[Items from a figure collection]
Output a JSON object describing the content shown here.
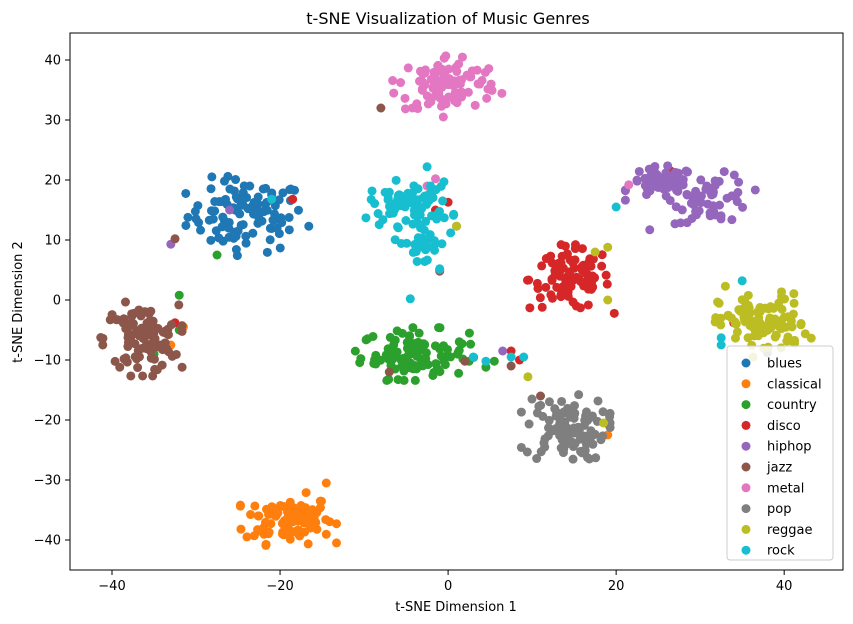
{
  "chart_data": {
    "type": "scatter",
    "title": "t-SNE Visualization of Music Genres",
    "xlabel": "t-SNE Dimension 1",
    "ylabel": "t-SNE Dimension 2",
    "xlim": [
      -45,
      47
    ],
    "ylim": [
      -45,
      44.5
    ],
    "xticks": [
      -40,
      -20,
      0,
      20,
      40
    ],
    "yticks": [
      -40,
      -30,
      -20,
      -10,
      0,
      10,
      20,
      30,
      40
    ],
    "grid": false,
    "legend_position": "lower-right",
    "series": [
      {
        "name": "blues",
        "color": "#1f77b4",
        "clusters": [
          {
            "cx": -24,
            "cy": 14,
            "sx": 3.5,
            "sy": 3.0,
            "n": 100
          }
        ],
        "outliers": [
          [
            -21,
            17.5
          ],
          [
            -22,
            18.5
          ],
          [
            -25,
            11.5
          ]
        ]
      },
      {
        "name": "classical",
        "color": "#ff7f0e",
        "clusters": [
          {
            "cx": -19,
            "cy": -36.5,
            "sx": 2.6,
            "sy": 2.0,
            "n": 100
          }
        ],
        "outliers": [
          [
            -31.5,
            -4.5
          ],
          [
            -33,
            -7.5
          ],
          [
            19,
            -22.5
          ],
          [
            -14.5,
            -30.5
          ]
        ]
      },
      {
        "name": "country",
        "color": "#2ca02c",
        "clusters": [
          {
            "cx": -4,
            "cy": -9,
            "sx": 3.2,
            "sy": 2.0,
            "n": 100
          }
        ],
        "outliers": [
          [
            -27.5,
            7.5
          ],
          [
            -32,
            0.8
          ],
          [
            -32,
            -5
          ],
          [
            -35,
            -9
          ],
          [
            5.5,
            -10.2
          ],
          [
            4.5,
            -11.2
          ],
          [
            2.5,
            -10.2
          ],
          [
            -0.5,
            -10.2
          ]
        ]
      },
      {
        "name": "disco",
        "color": "#d62728",
        "clusters": [
          {
            "cx": 14.5,
            "cy": 3.5,
            "sx": 2.4,
            "sy": 2.6,
            "n": 95
          }
        ],
        "outliers": [
          [
            -18.5,
            16.8
          ],
          [
            -1.5,
            15
          ],
          [
            0,
            16.3
          ],
          [
            8.5,
            -10
          ],
          [
            7.5,
            -8.5
          ],
          [
            26.5,
            21.5
          ],
          [
            -32.5,
            -3.8
          ],
          [
            34,
            -3.8
          ]
        ]
      },
      {
        "name": "hiphop",
        "color": "#9467bd",
        "clusters": [
          {
            "cx": 25.5,
            "cy": 19.5,
            "sx": 2.0,
            "sy": 1.3,
            "n": 55
          },
          {
            "cx": 31.5,
            "cy": 17,
            "sx": 2.3,
            "sy": 2.0,
            "n": 55
          }
        ],
        "outliers": [
          [
            -26,
            15
          ],
          [
            -33,
            9.3
          ],
          [
            24,
            11.7
          ],
          [
            27,
            12.7
          ],
          [
            6.5,
            -8.5
          ]
        ]
      },
      {
        "name": "jazz",
        "color": "#8c564b",
        "clusters": [
          {
            "cx": -36.5,
            "cy": -6.5,
            "sx": 2.2,
            "sy": 2.8,
            "n": 100
          }
        ],
        "outliers": [
          [
            -8,
            32
          ],
          [
            -7,
            -12
          ],
          [
            -1,
            4.8
          ],
          [
            2,
            -10.2
          ],
          [
            7.5,
            -11
          ],
          [
            11,
            -16
          ],
          [
            -32.5,
            10.2
          ]
        ]
      },
      {
        "name": "metal",
        "color": "#e377c2",
        "clusters": [
          {
            "cx": 0,
            "cy": 36,
            "sx": 3.0,
            "sy": 2.5,
            "n": 100
          }
        ],
        "outliers": [
          [
            -1.5,
            20.2
          ],
          [
            21.5,
            19.2
          ],
          [
            -2.5,
            19
          ]
        ]
      },
      {
        "name": "pop",
        "color": "#7f7f7f",
        "clusters": [
          {
            "cx": 14,
            "cy": -21.5,
            "sx": 2.4,
            "sy": 2.6,
            "n": 100
          }
        ],
        "outliers": [
          [
            38,
            -8.8
          ],
          [
            1,
            12.3
          ],
          [
            -1,
            5
          ]
        ]
      },
      {
        "name": "reggae",
        "color": "#bcbd22",
        "clusters": [
          {
            "cx": 37.5,
            "cy": -4,
            "sx": 2.6,
            "sy": 2.5,
            "n": 100
          }
        ],
        "outliers": [
          [
            19,
            8.8
          ],
          [
            19,
            0
          ],
          [
            17.5,
            8
          ],
          [
            18.5,
            -20.5
          ],
          [
            9.5,
            -12.8
          ],
          [
            1,
            12.3
          ],
          [
            33,
            2.3
          ]
        ]
      },
      {
        "name": "rock",
        "color": "#17becf",
        "clusters": [
          {
            "cx": -4.5,
            "cy": 16,
            "sx": 2.4,
            "sy": 1.8,
            "n": 70
          },
          {
            "cx": -3,
            "cy": 9.5,
            "sx": 1.5,
            "sy": 1.4,
            "n": 30
          }
        ],
        "outliers": [
          [
            -21,
            16.8
          ],
          [
            -2.5,
            22.2
          ],
          [
            -4.5,
            0.2
          ],
          [
            -1,
            5.2
          ],
          [
            20,
            15.5
          ],
          [
            3,
            -9.5
          ],
          [
            4.5,
            -10.2
          ],
          [
            7.5,
            -9.5
          ],
          [
            9,
            -9.5
          ],
          [
            35,
            3.2
          ],
          [
            32.5,
            -7.5
          ],
          [
            32.5,
            -6.3
          ]
        ]
      }
    ]
  }
}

§ Short task
Using the entries above, state how many lines include the word "color", with no other words.

§ Answer below
10